Stored data entries:
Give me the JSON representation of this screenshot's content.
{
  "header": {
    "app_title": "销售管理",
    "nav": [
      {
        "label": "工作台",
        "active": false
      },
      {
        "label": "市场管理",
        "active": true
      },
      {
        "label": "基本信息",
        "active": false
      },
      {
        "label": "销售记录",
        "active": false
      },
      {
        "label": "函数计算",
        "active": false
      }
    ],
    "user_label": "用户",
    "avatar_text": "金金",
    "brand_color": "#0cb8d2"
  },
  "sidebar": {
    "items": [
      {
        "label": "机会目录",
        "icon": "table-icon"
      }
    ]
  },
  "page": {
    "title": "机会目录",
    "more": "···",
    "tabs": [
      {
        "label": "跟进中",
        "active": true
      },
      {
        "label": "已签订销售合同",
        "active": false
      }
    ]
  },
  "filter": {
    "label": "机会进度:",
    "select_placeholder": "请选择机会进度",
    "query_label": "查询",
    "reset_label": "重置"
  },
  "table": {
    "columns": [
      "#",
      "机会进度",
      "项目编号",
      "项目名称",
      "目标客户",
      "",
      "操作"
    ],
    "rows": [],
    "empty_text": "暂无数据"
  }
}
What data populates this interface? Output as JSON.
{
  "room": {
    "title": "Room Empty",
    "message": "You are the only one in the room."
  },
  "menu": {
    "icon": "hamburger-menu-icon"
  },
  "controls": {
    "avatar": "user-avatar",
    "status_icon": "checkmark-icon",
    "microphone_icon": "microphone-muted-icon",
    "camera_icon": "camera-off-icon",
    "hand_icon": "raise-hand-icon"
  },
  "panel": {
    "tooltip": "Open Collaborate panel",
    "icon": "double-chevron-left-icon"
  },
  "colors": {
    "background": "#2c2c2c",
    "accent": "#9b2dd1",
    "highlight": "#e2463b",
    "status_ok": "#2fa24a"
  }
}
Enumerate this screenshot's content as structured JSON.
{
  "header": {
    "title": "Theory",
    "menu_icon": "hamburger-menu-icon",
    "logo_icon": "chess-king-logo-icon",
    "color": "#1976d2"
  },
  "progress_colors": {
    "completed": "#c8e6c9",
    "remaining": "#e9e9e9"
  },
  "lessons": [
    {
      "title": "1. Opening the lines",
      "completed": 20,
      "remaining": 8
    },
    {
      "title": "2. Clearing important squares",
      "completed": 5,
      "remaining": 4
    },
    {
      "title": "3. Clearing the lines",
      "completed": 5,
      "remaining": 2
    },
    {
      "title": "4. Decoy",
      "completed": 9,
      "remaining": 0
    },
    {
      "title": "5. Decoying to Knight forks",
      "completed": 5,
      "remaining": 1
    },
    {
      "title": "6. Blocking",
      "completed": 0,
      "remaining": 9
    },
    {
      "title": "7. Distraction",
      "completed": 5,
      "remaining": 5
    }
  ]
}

_Given request_.
Exactly as shown, repeat every record.

_Exercise solution_.
Give me the JSON representation of this screenshot's content.
{
  "header": {
    "app_title": "销售管理",
    "nav": [
      {
        "label": "工作台",
        "active": false
      },
      {
        "label": "市场管理",
        "active": true
      },
      {
        "label": "基本信息",
        "active": false
      },
      {
        "label": "销售记录",
        "active": false
      },
      {
        "label": "函数计算",
        "active": false
      }
    ],
    "user_label": "用户",
    "avatar_text": "金金",
    "brand_color": "#0cb8d2"
  },
  "sidebar": {
    "items": [
      {
        "label": "机会目录",
        "icon": "table-icon"
      }
    ]
  },
  "page": {
    "title": "机会目录",
    "more": "···",
    "tabs": [
      {
        "label": "跟进中",
        "active": true
      },
      {
        "label": "已签订销售合同",
        "active": false
      }
    ]
  },
  "filter": {
    "label": "机会进度:",
    "select_placeholder": "请选择机会进度",
    "query_label": "查询",
    "reset_label": "重置"
  },
  "table": {
    "columns": [
      "#",
      "机会进度",
      "项目编号",
      "项目名称",
      "目标客户",
      "",
      "操作"
    ],
    "rows": [],
    "empty_text": "暂无数据"
  }
}
What data populates this interface? Output as JSON.
{
  "room": {
    "title": "Room Empty",
    "message": "You are the only one in the room."
  },
  "menu": {
    "icon": "hamburger-menu-icon"
  },
  "controls": {
    "avatar": "user-avatar",
    "status_icon": "checkmark-icon",
    "microphone_icon": "microphone-muted-icon",
    "camera_icon": "camera-off-icon",
    "hand_icon": "raise-hand-icon"
  },
  "panel": {
    "tooltip": "Open Collaborate panel",
    "icon": "double-chevron-left-icon"
  },
  "colors": {
    "background": "#2c2c2c",
    "accent": "#9b2dd1",
    "highlight": "#e2463b",
    "status_ok": "#2fa24a"
  }
}
Enumerate this screenshot's content as structured JSON.
{
  "header": {
    "title": "Theory",
    "menu_icon": "hamburger-menu-icon",
    "logo_icon": "chess-king-logo-icon",
    "color": "#1976d2"
  },
  "progress_colors": {
    "completed": "#c8e6c9",
    "remaining": "#e9e9e9"
  },
  "lessons": [
    {
      "title": "1. Opening the lines",
      "completed": 20,
      "remaining": 8
    },
    {
      "title": "2. Clearing important squares",
      "completed": 5,
      "remaining": 4
    },
    {
      "title": "3. Clearing the lines",
      "completed": 5,
      "remaining": 2
    },
    {
      "title": "4. Decoy",
      "completed": 9,
      "remaining": 0
    },
    {
      "title": "5. Decoying to Knight forks",
      "completed": 5,
      "remaining": 1
    },
    {
      "title": "6. Blocking",
      "completed": 0,
      "remaining": 9
    },
    {
      "title": "7. Distraction",
      "completed": 5,
      "remaining": 5
    }
  ]
}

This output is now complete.